DATASET ENTRIES:

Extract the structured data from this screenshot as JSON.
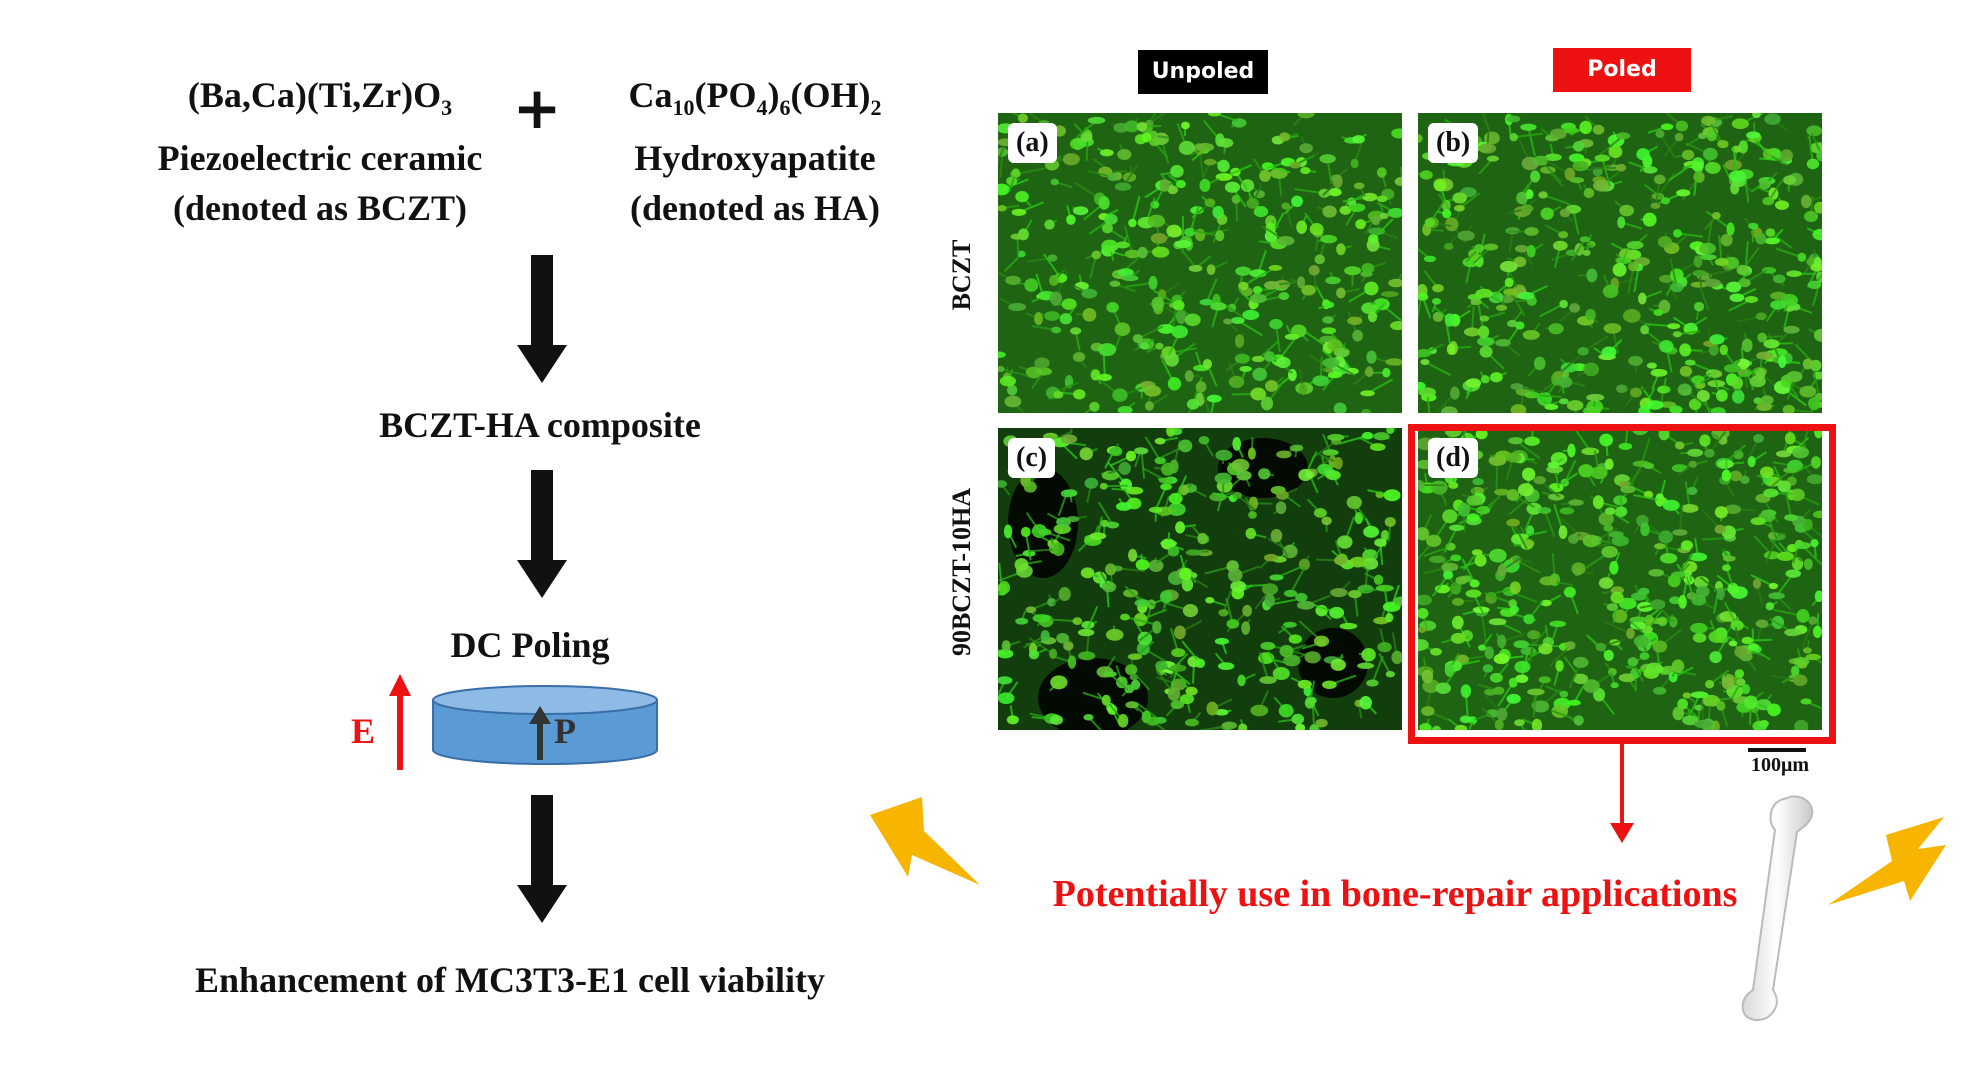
{
  "left": {
    "bczt_formula": "(Ba,Ca)(Ti,Zr)O",
    "bczt_formula_sub": "3",
    "bczt_name": "Piezoelectric ceramic",
    "bczt_denoted": "(denoted as BCZT)",
    "plus_sign": "+",
    "ha_formula_parts": [
      "Ca",
      "10",
      "(PO",
      "4",
      ")",
      "6",
      "(OH)",
      "2"
    ],
    "ha_name": "Hydroxyapatite",
    "ha_denoted": "(denoted as HA)",
    "composite_label": "BCZT-HA composite",
    "poling_label": "DC Poling",
    "field_label": "E",
    "polarization_label": "P",
    "result_label": "Enhancement of MC3T3-E1 cell viability"
  },
  "grid": {
    "col_headers": [
      "Unpoled",
      "Poled"
    ],
    "row_labels": [
      "BCZT",
      "90BCZT-10HA"
    ],
    "panels": [
      "(a)",
      "(b)",
      "(c)",
      "(d)"
    ],
    "scale_bar": "100μm"
  },
  "conclusion": "Potentially use in bone-repair applications",
  "colors": {
    "red": "#ee1111",
    "unpoled_header_bg": "#000000",
    "poled_header_bg": "#ee1111",
    "cell_green": "#4cd32a",
    "disc_fill": "#5b9bd5",
    "lightning": "#f7b500"
  },
  "icons": [
    "plus-icon",
    "down-arrow-icon",
    "up-arrow-icon",
    "lightning-icon",
    "bone-icon"
  ]
}
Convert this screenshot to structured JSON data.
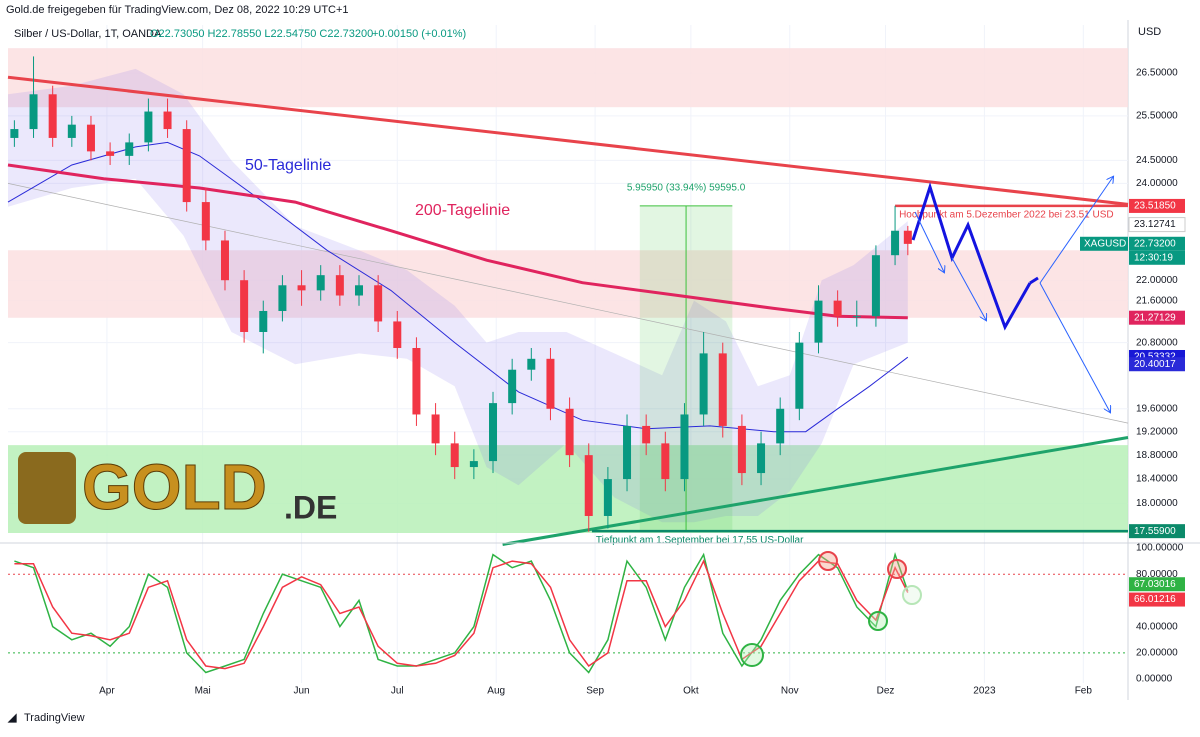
{
  "header": {
    "publisher": "Gold.de freigegeben für TradingView.com, Dez 08, 2022 10:29 UTC+1",
    "symbol": "Silber / US-Dollar, 1T, OANDA",
    "ohlc": "O22.73050 H22.78550 L22.54750 C22.73200",
    "change": "+0.00150 (+0.01%)"
  },
  "logo": {
    "main": "GOLD",
    "suffix": ".DE"
  },
  "footer": "TradingView",
  "chart_data": [
    {
      "type": "candlestick",
      "ylabel": "USD",
      "log_scale": true,
      "grid": true,
      "xlim": [
        0,
        351
      ],
      "ylim": [
        17.42,
        27.67
      ],
      "xticks": [
        {
          "value": 31,
          "label": "Apr"
        },
        {
          "value": 61,
          "label": "Mai"
        },
        {
          "value": 92,
          "label": "Jun"
        },
        {
          "value": 122,
          "label": "Jul"
        },
        {
          "value": 153,
          "label": "Aug"
        },
        {
          "value": 184,
          "label": "Sep"
        },
        {
          "value": 214,
          "label": "Okt"
        },
        {
          "value": 245,
          "label": "Nov"
        },
        {
          "value": 275,
          "label": "Dez"
        },
        {
          "value": 306,
          "label": "2023"
        },
        {
          "value": 337,
          "label": "Feb"
        }
      ],
      "yticks": [
        {
          "value": 26.5,
          "label": "26.50000"
        },
        {
          "value": 25.5,
          "label": "25.50000"
        },
        {
          "value": 24.5,
          "label": "24.50000"
        },
        {
          "value": 24,
          "label": "24.00000"
        },
        {
          "value": 22,
          "label": "22.00000"
        },
        {
          "value": 21.6,
          "label": "21.60000"
        },
        {
          "value": 20.8,
          "label": "20.80000"
        },
        {
          "value": 19.6,
          "label": "19.60000"
        },
        {
          "value": 19.2,
          "label": "19.20000"
        },
        {
          "value": 18.8,
          "label": "18.80000"
        },
        {
          "value": 18.4,
          "label": "18.40000"
        },
        {
          "value": 18,
          "label": "18.00000"
        }
      ],
      "up_color": "#089981",
      "down_color": "#f23645",
      "x": [
        2,
        8,
        14,
        20,
        26,
        32,
        38,
        44,
        50,
        56,
        62,
        68,
        74,
        80,
        86,
        92,
        98,
        104,
        110,
        116,
        122,
        128,
        134,
        140,
        146,
        152,
        158,
        164,
        170,
        176,
        182,
        188,
        194,
        200,
        206,
        212,
        218,
        224,
        230,
        236,
        242,
        248,
        254,
        260,
        266,
        272,
        278,
        282
      ],
      "open": [
        25.0,
        25.2,
        26.0,
        25.0,
        25.3,
        24.7,
        24.6,
        24.9,
        25.6,
        25.2,
        23.6,
        22.8,
        22.0,
        21.0,
        21.4,
        21.9,
        21.8,
        22.1,
        21.7,
        21.9,
        21.2,
        20.7,
        19.5,
        19.0,
        18.6,
        18.7,
        19.7,
        20.3,
        20.5,
        19.6,
        18.8,
        17.8,
        18.4,
        19.3,
        19.0,
        18.4,
        19.5,
        20.6,
        19.3,
        18.5,
        19.0,
        19.6,
        20.8,
        21.6,
        21.3,
        21.3,
        22.5,
        23.0
      ],
      "high": [
        25.4,
        26.9,
        26.2,
        25.5,
        25.5,
        24.9,
        25.1,
        25.9,
        25.9,
        25.4,
        23.9,
        23.0,
        22.2,
        21.6,
        22.1,
        22.2,
        22.3,
        22.3,
        22.1,
        22.1,
        21.4,
        20.9,
        19.7,
        19.2,
        18.9,
        19.9,
        20.5,
        20.7,
        20.7,
        19.8,
        19.0,
        18.6,
        19.5,
        19.5,
        19.2,
        19.7,
        21.0,
        20.8,
        19.5,
        19.2,
        19.8,
        21.0,
        21.9,
        21.8,
        21.6,
        22.7,
        23.52,
        23.1
      ],
      "low": [
        24.8,
        25.0,
        24.8,
        24.8,
        24.5,
        24.4,
        24.4,
        24.7,
        25.0,
        23.4,
        22.6,
        21.8,
        20.8,
        20.6,
        21.2,
        21.5,
        21.6,
        21.5,
        21.5,
        21.0,
        20.5,
        19.3,
        18.8,
        18.4,
        18.4,
        18.5,
        19.5,
        20.1,
        19.4,
        18.6,
        17.55,
        17.6,
        18.2,
        18.8,
        18.2,
        18.2,
        19.3,
        19.1,
        18.3,
        18.3,
        18.8,
        19.4,
        20.6,
        21.1,
        21.1,
        21.1,
        22.3,
        22.5
      ],
      "close": [
        25.2,
        26.0,
        25.0,
        25.3,
        24.7,
        24.6,
        24.9,
        25.6,
        25.2,
        23.6,
        22.8,
        22.0,
        21.0,
        21.4,
        21.9,
        21.8,
        22.1,
        21.7,
        21.9,
        21.2,
        20.7,
        19.5,
        19.0,
        18.6,
        18.7,
        19.7,
        20.3,
        20.5,
        19.6,
        18.8,
        17.8,
        18.4,
        19.3,
        19.0,
        18.4,
        19.5,
        20.6,
        19.3,
        18.5,
        19.0,
        19.6,
        20.8,
        21.6,
        21.3,
        21.3,
        22.5,
        23.0,
        22.73
      ],
      "band": {
        "color": "#7b68ee",
        "x": [
          0,
          20,
          40,
          55,
          70,
          90,
          110,
          125,
          140,
          150,
          160,
          175,
          190,
          205,
          215,
          225,
          235,
          245,
          255,
          265,
          282
        ],
        "upper": [
          26.0,
          26.2,
          26.6,
          26.0,
          24.5,
          23.1,
          22.6,
          22.2,
          21.5,
          20.8,
          21.0,
          21.0,
          20.6,
          20.2,
          21.6,
          21.2,
          20.0,
          20.2,
          22.0,
          22.3,
          23.2
        ],
        "lower": [
          23.5,
          23.9,
          24.1,
          22.9,
          21.0,
          20.4,
          20.6,
          20.5,
          20.0,
          18.6,
          18.3,
          19.0,
          18.1,
          17.7,
          17.7,
          17.8,
          17.8,
          18.2,
          19.0,
          20.4,
          20.8
        ]
      },
      "overlays": [
        {
          "label": "50-Tagelinie",
          "color": "#2a2ad8",
          "width": 1,
          "x": [
            0,
            20,
            40,
            50,
            60,
            80,
            100,
            120,
            140,
            160,
            180,
            200,
            220,
            240,
            250,
            260,
            270,
            282
          ],
          "values": [
            23.6,
            24.4,
            24.8,
            24.9,
            24.6,
            23.6,
            22.6,
            21.8,
            20.8,
            19.9,
            19.4,
            19.25,
            19.3,
            19.2,
            19.2,
            19.6,
            20.0,
            20.53
          ]
        },
        {
          "label": "200-Tagelinie",
          "color": "#e0245e",
          "width": 3,
          "x": [
            0,
            30,
            60,
            90,
            120,
            150,
            180,
            210,
            240,
            260,
            282
          ],
          "values": [
            24.4,
            24.1,
            23.9,
            23.6,
            23.0,
            22.4,
            21.95,
            21.7,
            21.45,
            21.3,
            21.27
          ]
        }
      ],
      "zones": [
        {
          "from": 25.7,
          "to": 27.1,
          "color": "#fbdfe1"
        },
        {
          "from": 21.27,
          "to": 22.6,
          "color": "#fbdfe1"
        },
        {
          "from": 17.53,
          "to": 18.97,
          "color": "#b7f0b7"
        }
      ],
      "trendlines": [
        {
          "x": [
            0,
            351
          ],
          "values": [
            26.4,
            23.55
          ],
          "color": "#e8434b",
          "width": 3
        },
        {
          "x": [
            155,
            351
          ],
          "values": [
            17.35,
            19.1
          ],
          "color": "#1ea36b",
          "width": 3
        },
        {
          "x": [
            0,
            351
          ],
          "values": [
            24.0,
            19.35
          ],
          "color": "#b0b0b0",
          "width": 0.7
        }
      ],
      "levels": [
        {
          "value": 23.5185,
          "from_x": 278,
          "color": "#e8434b",
          "label": "Hochpunkt am 5.Dezember 2022 bei 23.51 USD"
        },
        {
          "value": 17.559,
          "from_x": 183,
          "color": "#0b8a6a",
          "label": "Tiefpunkt am 1.September bei 17,55 US-Dollar"
        }
      ],
      "measure": {
        "x": [
          198,
          227
        ],
        "low": 17.559,
        "high": 23.5185,
        "color": "#3cc13c",
        "label": "5.95950 (33.94%) 59595.0"
      },
      "price_labels": [
        {
          "value": 23.5185,
          "label": "23.51850",
          "color": "#f23645",
          "text_color": "#ffffff"
        },
        {
          "value": 23.12741,
          "label": "23.12741",
          "color": "#ffffff",
          "text_color": "#131722"
        },
        {
          "value": 22.732,
          "label": "22.73200",
          "color": "#089981",
          "text_color": "#ffffff"
        },
        {
          "value": 21.27129,
          "label": "21.27129",
          "color": "#e0245e",
          "text_color": "#ffffff"
        },
        {
          "value": 20.53332,
          "label": "20.53332",
          "color": "#1818d6",
          "text_color": "#ffffff"
        },
        {
          "value": 20.40017,
          "label": "20.40017",
          "color": "#2a2ad8",
          "text_color": "#ffffff"
        },
        {
          "value": 17.559,
          "label": "17.55900",
          "color": "#0b8a6a",
          "text_color": "#ffffff"
        }
      ],
      "symbol_tag": "XAGUSD",
      "countdown": "12:30:19"
    },
    {
      "type": "line",
      "xlim": [
        0,
        351
      ],
      "ylim": [
        -3,
        102.3
      ],
      "yticks": [
        {
          "value": 100,
          "label": "100.00000"
        },
        {
          "value": 80,
          "label": "80.00000"
        },
        {
          "value": 60,
          "label": "60.00000"
        },
        {
          "value": 40,
          "label": "40.00000"
        },
        {
          "value": 20,
          "label": "20.00000"
        },
        {
          "value": 0,
          "label": "0.00000"
        }
      ],
      "levels": [
        {
          "value": 80,
          "color": "#e8434b"
        },
        {
          "value": 20,
          "color": "#2fb344"
        }
      ],
      "x": [
        2,
        8,
        14,
        20,
        26,
        32,
        38,
        44,
        50,
        56,
        62,
        68,
        74,
        80,
        86,
        92,
        98,
        104,
        110,
        116,
        122,
        128,
        134,
        140,
        146,
        152,
        158,
        164,
        170,
        176,
        182,
        188,
        194,
        200,
        206,
        212,
        218,
        224,
        230,
        236,
        242,
        248,
        254,
        260,
        266,
        272,
        278,
        282
      ],
      "series": [
        {
          "color": "#2fb344",
          "values": [
            90,
            85,
            40,
            30,
            35,
            25,
            40,
            80,
            70,
            20,
            5,
            10,
            15,
            50,
            80,
            75,
            70,
            40,
            60,
            15,
            10,
            10,
            15,
            20,
            40,
            95,
            85,
            90,
            60,
            20,
            5,
            30,
            90,
            70,
            30,
            70,
            95,
            35,
            10,
            30,
            60,
            80,
            95,
            85,
            55,
            40,
            95,
            67.03016
          ]
        },
        {
          "color": "#f23645",
          "values": [
            88,
            88,
            55,
            35,
            33,
            30,
            35,
            70,
            75,
            30,
            10,
            8,
            12,
            40,
            70,
            78,
            72,
            50,
            55,
            25,
            12,
            10,
            12,
            18,
            35,
            85,
            90,
            88,
            70,
            30,
            10,
            20,
            75,
            75,
            40,
            60,
            90,
            50,
            15,
            25,
            50,
            75,
            90,
            88,
            60,
            45,
            85,
            66.01216
          ]
        }
      ]
    }
  ]
}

WHAT YOU WILL DO:
Copy each line of the listing that holds the word "denoted".

SOLUTION FOR THIS EXERCISE:
    "bczt_denoted": "(denoted as BCZT)",
    "ha_denoted": "(denoted as HA)",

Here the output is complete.